Your goal: How many lines in this data contain the string "责任单位"? Reply with the number only.

____ Provided information

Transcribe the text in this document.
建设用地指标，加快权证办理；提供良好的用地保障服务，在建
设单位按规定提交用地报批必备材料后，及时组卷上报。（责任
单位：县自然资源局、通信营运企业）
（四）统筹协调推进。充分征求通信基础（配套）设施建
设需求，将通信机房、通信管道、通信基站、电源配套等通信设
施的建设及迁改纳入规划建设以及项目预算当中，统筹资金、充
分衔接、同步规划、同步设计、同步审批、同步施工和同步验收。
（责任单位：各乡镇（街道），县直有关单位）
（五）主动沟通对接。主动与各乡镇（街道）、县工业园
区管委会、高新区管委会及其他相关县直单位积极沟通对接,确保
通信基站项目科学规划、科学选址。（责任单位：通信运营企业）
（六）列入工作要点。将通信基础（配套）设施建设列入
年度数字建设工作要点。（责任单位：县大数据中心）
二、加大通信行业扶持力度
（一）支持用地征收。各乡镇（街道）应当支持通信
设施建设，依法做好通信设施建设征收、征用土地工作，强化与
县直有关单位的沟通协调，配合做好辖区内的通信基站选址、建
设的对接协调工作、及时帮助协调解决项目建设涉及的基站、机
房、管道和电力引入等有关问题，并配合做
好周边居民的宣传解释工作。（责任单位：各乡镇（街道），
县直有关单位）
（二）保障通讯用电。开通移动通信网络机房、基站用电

________

Exercise output: 4